= Problem description =
Below is a listing. Gather each line of it that contains "JSON".

[Dataset listings of figures]
[start]

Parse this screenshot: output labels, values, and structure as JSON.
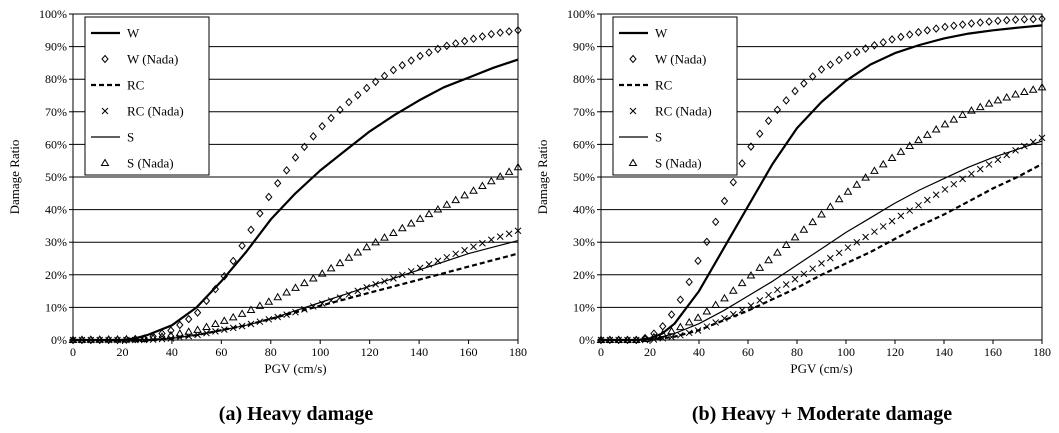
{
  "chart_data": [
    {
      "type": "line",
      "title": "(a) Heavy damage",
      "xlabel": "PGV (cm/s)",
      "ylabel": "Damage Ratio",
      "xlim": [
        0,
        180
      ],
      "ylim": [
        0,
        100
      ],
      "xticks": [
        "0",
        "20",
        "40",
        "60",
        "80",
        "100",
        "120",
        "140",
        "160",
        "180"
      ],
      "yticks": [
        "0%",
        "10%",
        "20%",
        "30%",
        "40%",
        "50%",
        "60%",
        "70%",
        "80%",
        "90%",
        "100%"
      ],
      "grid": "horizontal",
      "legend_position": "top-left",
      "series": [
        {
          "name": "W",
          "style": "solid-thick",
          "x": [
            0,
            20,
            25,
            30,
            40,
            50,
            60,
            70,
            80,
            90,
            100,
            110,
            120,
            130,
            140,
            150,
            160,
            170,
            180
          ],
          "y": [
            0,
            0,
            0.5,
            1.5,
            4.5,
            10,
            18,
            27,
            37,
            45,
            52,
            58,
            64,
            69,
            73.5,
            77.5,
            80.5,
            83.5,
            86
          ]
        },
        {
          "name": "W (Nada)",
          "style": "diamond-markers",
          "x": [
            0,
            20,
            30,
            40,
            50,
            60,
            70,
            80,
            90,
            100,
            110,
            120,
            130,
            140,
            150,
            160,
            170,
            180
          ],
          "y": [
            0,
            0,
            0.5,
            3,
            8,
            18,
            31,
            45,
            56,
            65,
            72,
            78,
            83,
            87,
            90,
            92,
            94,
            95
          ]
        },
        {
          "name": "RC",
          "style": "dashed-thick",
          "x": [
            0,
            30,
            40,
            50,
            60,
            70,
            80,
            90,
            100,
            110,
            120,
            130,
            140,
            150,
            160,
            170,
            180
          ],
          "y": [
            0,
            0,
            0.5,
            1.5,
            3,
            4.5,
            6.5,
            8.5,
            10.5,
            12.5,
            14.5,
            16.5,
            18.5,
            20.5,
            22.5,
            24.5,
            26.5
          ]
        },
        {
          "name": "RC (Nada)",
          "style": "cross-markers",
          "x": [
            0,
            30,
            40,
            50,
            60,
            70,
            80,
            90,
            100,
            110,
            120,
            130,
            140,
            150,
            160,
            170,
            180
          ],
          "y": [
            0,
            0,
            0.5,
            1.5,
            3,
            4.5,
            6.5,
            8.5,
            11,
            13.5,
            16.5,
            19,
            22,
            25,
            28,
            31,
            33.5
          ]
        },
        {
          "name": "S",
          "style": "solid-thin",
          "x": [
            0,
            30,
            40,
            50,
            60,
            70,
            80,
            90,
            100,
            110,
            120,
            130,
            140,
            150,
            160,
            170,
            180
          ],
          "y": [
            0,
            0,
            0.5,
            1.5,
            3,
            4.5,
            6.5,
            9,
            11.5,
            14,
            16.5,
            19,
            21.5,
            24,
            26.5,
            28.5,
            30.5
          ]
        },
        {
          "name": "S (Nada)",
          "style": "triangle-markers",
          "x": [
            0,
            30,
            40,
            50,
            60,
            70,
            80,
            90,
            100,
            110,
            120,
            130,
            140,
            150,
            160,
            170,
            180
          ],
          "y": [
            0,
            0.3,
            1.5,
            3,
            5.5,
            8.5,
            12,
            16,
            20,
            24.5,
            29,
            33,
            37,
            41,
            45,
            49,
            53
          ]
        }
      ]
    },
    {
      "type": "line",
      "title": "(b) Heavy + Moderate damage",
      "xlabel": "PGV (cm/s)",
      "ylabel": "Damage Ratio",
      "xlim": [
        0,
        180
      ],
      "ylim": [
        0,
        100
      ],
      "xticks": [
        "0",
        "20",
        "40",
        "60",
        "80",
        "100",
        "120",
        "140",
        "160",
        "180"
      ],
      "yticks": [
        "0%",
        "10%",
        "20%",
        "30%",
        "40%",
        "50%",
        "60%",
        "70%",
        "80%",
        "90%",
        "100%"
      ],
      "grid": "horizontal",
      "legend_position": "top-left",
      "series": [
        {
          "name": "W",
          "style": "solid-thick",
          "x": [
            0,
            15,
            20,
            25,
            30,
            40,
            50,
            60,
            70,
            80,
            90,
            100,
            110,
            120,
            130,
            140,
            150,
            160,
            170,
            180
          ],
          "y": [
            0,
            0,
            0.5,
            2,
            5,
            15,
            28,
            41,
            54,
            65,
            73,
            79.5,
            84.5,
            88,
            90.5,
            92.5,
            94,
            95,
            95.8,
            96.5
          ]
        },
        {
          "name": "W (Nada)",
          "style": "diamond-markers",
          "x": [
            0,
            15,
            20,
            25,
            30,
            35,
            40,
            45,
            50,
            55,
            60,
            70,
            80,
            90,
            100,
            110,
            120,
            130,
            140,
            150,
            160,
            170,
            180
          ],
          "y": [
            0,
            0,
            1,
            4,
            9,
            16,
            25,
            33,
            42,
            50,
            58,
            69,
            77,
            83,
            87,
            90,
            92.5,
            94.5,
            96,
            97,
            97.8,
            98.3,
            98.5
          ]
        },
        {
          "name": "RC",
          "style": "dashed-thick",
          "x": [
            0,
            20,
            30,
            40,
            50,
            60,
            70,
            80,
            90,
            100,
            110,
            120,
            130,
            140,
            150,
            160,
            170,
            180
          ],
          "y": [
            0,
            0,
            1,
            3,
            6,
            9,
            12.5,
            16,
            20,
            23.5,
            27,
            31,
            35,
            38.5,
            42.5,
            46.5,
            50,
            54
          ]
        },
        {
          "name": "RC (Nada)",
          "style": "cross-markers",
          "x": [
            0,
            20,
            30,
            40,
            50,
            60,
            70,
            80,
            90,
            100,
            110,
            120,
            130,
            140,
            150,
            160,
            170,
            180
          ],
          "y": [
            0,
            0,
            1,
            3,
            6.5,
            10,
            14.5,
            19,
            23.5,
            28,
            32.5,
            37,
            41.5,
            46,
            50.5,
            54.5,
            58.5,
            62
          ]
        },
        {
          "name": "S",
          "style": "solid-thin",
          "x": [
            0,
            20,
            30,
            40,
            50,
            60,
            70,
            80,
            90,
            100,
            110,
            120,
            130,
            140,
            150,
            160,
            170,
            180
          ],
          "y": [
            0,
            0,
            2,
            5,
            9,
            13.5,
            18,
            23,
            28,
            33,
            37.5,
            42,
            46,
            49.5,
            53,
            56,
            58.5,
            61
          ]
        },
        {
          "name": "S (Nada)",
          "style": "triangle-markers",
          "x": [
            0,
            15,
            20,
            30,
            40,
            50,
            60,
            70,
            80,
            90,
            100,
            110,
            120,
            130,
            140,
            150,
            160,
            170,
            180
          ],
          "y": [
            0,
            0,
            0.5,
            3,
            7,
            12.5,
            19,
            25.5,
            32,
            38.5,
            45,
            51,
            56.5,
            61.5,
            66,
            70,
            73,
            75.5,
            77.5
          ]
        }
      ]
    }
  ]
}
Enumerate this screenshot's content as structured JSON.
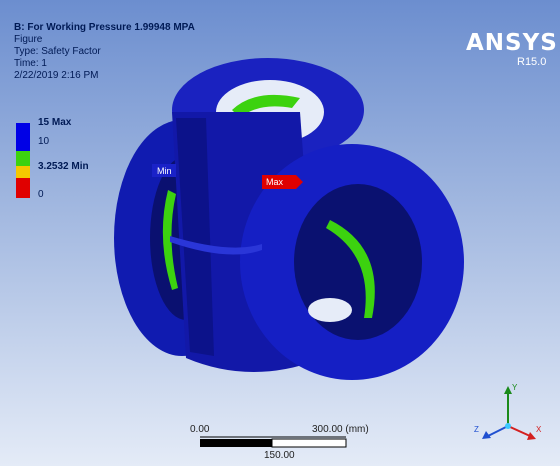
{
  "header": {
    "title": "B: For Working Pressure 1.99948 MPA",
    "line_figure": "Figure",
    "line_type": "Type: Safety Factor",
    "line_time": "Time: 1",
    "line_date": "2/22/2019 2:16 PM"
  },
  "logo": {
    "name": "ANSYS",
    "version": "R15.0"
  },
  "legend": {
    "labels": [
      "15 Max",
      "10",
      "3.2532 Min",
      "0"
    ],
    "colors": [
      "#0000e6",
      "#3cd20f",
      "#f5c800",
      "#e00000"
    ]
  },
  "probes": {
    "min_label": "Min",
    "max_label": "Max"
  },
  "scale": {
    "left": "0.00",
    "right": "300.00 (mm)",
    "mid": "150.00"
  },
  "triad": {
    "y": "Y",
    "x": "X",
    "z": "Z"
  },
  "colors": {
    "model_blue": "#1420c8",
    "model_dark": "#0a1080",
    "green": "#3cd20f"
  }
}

[end]

= Output of the exercise =
Parse this screenshot: output labels, values, and structure as JSON.
Enumerate this screenshot's content as structured JSON.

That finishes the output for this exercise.